--- Material to process ---

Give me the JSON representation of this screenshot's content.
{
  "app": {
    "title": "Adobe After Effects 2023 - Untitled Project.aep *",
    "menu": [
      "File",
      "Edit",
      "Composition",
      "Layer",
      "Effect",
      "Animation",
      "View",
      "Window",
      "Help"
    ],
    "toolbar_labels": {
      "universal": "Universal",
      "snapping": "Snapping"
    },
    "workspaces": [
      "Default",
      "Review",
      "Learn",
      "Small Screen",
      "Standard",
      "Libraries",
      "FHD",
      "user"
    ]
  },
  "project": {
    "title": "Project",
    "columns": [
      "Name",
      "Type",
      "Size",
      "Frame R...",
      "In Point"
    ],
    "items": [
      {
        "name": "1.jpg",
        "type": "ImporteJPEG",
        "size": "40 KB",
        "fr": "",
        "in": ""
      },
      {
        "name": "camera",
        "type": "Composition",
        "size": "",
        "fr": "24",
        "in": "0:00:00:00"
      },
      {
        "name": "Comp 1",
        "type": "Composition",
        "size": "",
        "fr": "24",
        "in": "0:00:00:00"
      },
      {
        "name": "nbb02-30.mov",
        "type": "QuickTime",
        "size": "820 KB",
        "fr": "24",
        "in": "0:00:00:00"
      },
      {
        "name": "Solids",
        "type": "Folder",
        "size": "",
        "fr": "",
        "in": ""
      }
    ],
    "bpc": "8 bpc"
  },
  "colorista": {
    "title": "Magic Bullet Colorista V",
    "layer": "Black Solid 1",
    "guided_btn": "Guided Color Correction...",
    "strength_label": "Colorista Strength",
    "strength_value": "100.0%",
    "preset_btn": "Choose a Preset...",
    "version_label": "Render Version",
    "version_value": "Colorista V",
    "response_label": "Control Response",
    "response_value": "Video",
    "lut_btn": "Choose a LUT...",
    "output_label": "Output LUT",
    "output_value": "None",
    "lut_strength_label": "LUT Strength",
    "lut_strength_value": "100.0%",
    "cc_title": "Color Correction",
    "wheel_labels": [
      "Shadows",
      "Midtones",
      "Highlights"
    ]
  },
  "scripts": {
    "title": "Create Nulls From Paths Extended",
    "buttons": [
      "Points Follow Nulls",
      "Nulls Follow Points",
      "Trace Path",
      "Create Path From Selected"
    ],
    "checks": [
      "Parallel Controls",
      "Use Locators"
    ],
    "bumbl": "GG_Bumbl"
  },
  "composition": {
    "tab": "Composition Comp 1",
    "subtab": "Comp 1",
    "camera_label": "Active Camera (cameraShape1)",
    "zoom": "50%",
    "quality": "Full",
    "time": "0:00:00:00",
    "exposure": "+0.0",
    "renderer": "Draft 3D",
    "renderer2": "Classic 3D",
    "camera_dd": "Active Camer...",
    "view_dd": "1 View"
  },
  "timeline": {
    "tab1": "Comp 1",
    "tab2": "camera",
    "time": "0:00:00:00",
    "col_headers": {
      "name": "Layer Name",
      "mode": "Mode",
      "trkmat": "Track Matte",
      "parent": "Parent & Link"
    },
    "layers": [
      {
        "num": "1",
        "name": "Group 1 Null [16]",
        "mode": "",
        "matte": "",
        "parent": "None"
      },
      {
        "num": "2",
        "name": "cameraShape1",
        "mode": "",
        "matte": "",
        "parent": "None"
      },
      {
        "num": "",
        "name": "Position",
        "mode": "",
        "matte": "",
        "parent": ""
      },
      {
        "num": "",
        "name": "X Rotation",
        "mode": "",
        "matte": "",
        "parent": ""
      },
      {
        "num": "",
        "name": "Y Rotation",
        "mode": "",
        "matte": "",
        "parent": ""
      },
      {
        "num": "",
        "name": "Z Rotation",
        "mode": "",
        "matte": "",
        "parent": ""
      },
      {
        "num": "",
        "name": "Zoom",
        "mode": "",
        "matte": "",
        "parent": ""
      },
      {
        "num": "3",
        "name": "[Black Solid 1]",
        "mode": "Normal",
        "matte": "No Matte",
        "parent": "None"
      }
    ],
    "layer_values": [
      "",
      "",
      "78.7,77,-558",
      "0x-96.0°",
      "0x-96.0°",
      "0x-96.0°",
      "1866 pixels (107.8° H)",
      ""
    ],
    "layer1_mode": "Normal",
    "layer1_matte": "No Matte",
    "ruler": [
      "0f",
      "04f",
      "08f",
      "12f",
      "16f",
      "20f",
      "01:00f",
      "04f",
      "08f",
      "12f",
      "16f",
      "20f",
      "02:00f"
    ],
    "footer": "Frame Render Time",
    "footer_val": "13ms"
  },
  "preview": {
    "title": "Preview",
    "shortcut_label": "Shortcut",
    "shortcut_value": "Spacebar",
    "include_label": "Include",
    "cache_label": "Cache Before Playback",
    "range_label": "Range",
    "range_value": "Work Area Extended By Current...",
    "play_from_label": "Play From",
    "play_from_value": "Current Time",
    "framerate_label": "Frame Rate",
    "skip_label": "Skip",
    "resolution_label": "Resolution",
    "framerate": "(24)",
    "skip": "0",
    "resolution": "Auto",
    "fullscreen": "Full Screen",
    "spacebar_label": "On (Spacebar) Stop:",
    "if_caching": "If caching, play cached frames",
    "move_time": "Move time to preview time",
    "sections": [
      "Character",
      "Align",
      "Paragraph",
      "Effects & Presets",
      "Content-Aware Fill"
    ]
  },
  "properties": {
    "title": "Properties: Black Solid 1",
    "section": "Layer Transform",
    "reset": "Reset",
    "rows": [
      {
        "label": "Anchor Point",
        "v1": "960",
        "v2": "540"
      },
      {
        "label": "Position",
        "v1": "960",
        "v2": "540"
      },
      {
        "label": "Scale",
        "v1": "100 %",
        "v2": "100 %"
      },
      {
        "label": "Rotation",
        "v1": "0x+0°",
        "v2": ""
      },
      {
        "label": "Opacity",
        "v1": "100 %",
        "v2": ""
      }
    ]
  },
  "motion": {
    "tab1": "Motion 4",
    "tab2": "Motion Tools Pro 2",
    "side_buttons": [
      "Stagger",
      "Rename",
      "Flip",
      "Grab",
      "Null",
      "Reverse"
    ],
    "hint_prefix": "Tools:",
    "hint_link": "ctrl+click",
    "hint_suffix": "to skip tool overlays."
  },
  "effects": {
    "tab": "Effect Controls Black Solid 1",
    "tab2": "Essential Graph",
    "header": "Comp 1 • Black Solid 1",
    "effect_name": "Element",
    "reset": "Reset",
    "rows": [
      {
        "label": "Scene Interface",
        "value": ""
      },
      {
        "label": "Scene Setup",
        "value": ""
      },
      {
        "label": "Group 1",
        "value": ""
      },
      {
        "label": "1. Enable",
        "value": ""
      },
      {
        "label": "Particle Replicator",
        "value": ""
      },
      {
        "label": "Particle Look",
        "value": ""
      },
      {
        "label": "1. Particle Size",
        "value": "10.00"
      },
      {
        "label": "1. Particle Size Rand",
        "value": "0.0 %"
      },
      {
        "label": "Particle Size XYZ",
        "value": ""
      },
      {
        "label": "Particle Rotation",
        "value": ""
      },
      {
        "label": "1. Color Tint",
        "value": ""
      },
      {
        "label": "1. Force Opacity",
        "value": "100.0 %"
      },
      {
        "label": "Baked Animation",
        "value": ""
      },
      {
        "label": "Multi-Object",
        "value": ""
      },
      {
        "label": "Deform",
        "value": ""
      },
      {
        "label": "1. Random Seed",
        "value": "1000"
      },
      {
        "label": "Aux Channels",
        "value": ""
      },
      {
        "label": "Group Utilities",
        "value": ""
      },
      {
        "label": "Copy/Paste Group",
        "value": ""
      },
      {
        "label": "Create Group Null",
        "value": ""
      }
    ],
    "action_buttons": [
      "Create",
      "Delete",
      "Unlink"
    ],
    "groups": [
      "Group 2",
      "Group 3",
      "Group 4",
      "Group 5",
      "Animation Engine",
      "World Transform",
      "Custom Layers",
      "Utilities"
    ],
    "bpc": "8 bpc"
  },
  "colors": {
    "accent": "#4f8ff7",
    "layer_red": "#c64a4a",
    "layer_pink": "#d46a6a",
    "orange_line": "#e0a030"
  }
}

---
--- Material to process ---

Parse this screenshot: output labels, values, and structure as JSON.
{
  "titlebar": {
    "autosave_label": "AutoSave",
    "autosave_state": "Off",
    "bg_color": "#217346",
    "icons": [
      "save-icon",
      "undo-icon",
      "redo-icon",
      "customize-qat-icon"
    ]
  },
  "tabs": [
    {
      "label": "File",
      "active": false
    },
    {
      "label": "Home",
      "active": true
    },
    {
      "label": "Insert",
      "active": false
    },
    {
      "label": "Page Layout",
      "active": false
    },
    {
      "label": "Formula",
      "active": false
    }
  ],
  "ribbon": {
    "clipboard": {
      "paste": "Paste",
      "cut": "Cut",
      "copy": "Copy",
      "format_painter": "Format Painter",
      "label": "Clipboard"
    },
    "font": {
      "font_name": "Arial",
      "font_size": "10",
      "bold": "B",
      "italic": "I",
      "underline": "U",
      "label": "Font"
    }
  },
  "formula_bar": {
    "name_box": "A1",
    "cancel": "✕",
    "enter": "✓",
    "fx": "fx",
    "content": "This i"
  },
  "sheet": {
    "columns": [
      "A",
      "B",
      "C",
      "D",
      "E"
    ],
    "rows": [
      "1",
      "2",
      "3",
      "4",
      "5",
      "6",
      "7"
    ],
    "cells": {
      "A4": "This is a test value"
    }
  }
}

---

### Directive
Looking at the records above, work out how many lines include the string "Follow". Give the number and nothing else.

### The response
2